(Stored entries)
--------------------------------

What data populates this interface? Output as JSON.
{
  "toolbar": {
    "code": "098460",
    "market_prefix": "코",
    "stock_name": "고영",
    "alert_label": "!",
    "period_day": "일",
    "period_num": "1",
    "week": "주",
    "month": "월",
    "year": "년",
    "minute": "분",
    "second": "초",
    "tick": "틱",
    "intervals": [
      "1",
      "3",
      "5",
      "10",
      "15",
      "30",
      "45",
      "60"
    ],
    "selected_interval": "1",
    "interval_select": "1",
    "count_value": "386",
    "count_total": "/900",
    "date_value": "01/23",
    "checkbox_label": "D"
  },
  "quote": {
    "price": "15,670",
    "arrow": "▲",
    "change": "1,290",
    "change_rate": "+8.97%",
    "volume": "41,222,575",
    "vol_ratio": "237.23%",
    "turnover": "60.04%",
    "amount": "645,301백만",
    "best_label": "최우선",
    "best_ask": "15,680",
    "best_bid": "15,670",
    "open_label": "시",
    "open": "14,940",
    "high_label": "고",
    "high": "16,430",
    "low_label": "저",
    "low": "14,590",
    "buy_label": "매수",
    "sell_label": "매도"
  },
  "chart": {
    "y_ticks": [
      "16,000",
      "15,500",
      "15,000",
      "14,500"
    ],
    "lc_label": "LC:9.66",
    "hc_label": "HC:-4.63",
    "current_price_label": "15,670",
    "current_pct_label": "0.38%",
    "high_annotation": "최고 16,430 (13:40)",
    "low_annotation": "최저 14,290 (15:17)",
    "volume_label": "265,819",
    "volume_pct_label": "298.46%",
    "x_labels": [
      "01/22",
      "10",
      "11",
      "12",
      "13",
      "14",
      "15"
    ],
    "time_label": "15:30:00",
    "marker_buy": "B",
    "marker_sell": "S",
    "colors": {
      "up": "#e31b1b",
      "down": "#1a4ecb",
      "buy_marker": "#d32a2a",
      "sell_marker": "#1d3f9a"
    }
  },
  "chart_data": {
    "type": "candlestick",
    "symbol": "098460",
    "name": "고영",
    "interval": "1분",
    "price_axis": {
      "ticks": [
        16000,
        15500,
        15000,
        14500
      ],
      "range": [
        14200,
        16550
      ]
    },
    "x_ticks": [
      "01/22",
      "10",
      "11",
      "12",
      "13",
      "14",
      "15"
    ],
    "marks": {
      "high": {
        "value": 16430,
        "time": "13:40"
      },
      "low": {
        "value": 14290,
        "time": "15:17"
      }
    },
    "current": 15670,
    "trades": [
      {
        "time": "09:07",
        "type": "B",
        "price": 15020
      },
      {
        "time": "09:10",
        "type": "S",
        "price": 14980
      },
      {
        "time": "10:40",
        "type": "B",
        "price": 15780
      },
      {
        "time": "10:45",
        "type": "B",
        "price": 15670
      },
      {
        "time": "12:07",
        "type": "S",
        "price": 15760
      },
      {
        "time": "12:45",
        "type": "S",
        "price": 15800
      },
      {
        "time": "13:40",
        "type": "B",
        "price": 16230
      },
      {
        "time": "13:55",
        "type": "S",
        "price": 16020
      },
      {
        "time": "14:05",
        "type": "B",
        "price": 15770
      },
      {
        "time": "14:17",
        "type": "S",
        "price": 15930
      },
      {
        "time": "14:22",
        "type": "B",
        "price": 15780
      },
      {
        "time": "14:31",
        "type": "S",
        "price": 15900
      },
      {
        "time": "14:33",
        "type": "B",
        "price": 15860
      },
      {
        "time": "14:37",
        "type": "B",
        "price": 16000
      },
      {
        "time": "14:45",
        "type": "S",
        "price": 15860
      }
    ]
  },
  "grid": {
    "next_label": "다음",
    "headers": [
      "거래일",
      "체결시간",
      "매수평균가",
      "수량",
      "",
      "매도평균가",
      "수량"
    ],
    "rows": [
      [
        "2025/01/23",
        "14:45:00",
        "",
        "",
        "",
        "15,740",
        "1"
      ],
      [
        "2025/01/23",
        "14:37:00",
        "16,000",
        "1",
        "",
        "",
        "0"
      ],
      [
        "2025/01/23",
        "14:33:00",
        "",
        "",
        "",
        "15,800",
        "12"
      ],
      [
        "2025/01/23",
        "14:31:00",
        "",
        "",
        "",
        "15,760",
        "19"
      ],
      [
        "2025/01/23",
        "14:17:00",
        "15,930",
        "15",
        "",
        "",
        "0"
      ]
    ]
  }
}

--------------------------------

Given problem »
Repeat every line of the records above exactly.

Full answer »
What data populates this interface? Output as JSON.
{
  "toolbar": {
    "code": "098460",
    "market_prefix": "코",
    "stock_name": "고영",
    "alert_label": "!",
    "period_day": "일",
    "period_num": "1",
    "week": "주",
    "month": "월",
    "year": "년",
    "minute": "분",
    "second": "초",
    "tick": "틱",
    "intervals": [
      "1",
      "3",
      "5",
      "10",
      "15",
      "30",
      "45",
      "60"
    ],
    "selected_interval": "1",
    "interval_select": "1",
    "count_value": "386",
    "count_total": "/900",
    "date_value": "01/23",
    "checkbox_label": "D"
  },
  "quote": {
    "price": "15,670",
    "arrow": "▲",
    "change": "1,290",
    "change_rate": "+8.97%",
    "volume": "41,222,575",
    "vol_ratio": "237.23%",
    "turnover": "60.04%",
    "amount": "645,301백만",
    "best_label": "최우선",
    "best_ask": "15,680",
    "best_bid": "15,670",
    "open_label": "시",
    "open": "14,940",
    "high_label": "고",
    "high": "16,430",
    "low_label": "저",
    "low": "14,590",
    "buy_label": "매수",
    "sell_label": "매도"
  },
  "chart": {
    "y_ticks": [
      "16,000",
      "15,500",
      "15,000",
      "14,500"
    ],
    "lc_label": "LC:9.66",
    "hc_label": "HC:-4.63",
    "current_price_label": "15,670",
    "current_pct_label": "0.38%",
    "high_annotation": "최고 16,430 (13:40)",
    "low_annotation": "최저 14,290 (15:17)",
    "volume_label": "265,819",
    "volume_pct_label": "298.46%",
    "x_labels": [
      "01/22",
      "10",
      "11",
      "12",
      "13",
      "14",
      "15"
    ],
    "time_label": "15:30:00",
    "marker_buy": "B",
    "marker_sell": "S",
    "colors": {
      "up": "#e31b1b",
      "down": "#1a4ecb",
      "buy_marker": "#d32a2a",
      "sell_marker": "#1d3f9a"
    }
  },
  "chart_data": {
    "type": "candlestick",
    "symbol": "098460",
    "name": "고영",
    "interval": "1분",
    "price_axis": {
      "ticks": [
        16000,
        15500,
        15000,
        14500
      ],
      "range": [
        14200,
        16550
      ]
    },
    "x_ticks": [
      "01/22",
      "10",
      "11",
      "12",
      "13",
      "14",
      "15"
    ],
    "marks": {
      "high": {
        "value": 16430,
        "time": "13:40"
      },
      "low": {
        "value": 14290,
        "time": "15:17"
      }
    },
    "current": 15670,
    "trades": [
      {
        "time": "09:07",
        "type": "B",
        "price": 15020
      },
      {
        "time": "09:10",
        "type": "S",
        "price": 14980
      },
      {
        "time": "10:40",
        "type": "B",
        "price": 15780
      },
      {
        "time": "10:45",
        "type": "B",
        "price": 15670
      },
      {
        "time": "12:07",
        "type": "S",
        "price": 15760
      },
      {
        "time": "12:45",
        "type": "S",
        "price": 15800
      },
      {
        "time": "13:40",
        "type": "B",
        "price": 16230
      },
      {
        "time": "13:55",
        "type": "S",
        "price": 16020
      },
      {
        "time": "14:05",
        "type": "B",
        "price": 15770
      },
      {
        "time": "14:17",
        "type": "S",
        "price": 15930
      },
      {
        "time": "14:22",
        "type": "B",
        "price": 15780
      },
      {
        "time": "14:31",
        "type": "S",
        "price": 15900
      },
      {
        "time": "14:33",
        "type": "B",
        "price": 15860
      },
      {
        "time": "14:37",
        "type": "B",
        "price": 16000
      },
      {
        "time": "14:45",
        "type": "S",
        "price": 15860
      }
    ]
  },
  "grid": {
    "next_label": "다음",
    "headers": [
      "거래일",
      "체결시간",
      "매수평균가",
      "수량",
      "",
      "매도평균가",
      "수량"
    ],
    "rows": [
      [
        "2025/01/23",
        "14:45:00",
        "",
        "",
        "",
        "15,740",
        "1"
      ],
      [
        "2025/01/23",
        "14:37:00",
        "16,000",
        "1",
        "",
        "",
        "0"
      ],
      [
        "2025/01/23",
        "14:33:00",
        "",
        "",
        "",
        "15,800",
        "12"
      ],
      [
        "2025/01/23",
        "14:31:00",
        "",
        "",
        "",
        "15,760",
        "19"
      ],
      [
        "2025/01/23",
        "14:17:00",
        "15,930",
        "15",
        "",
        "",
        "0"
      ]
    ]
  }
}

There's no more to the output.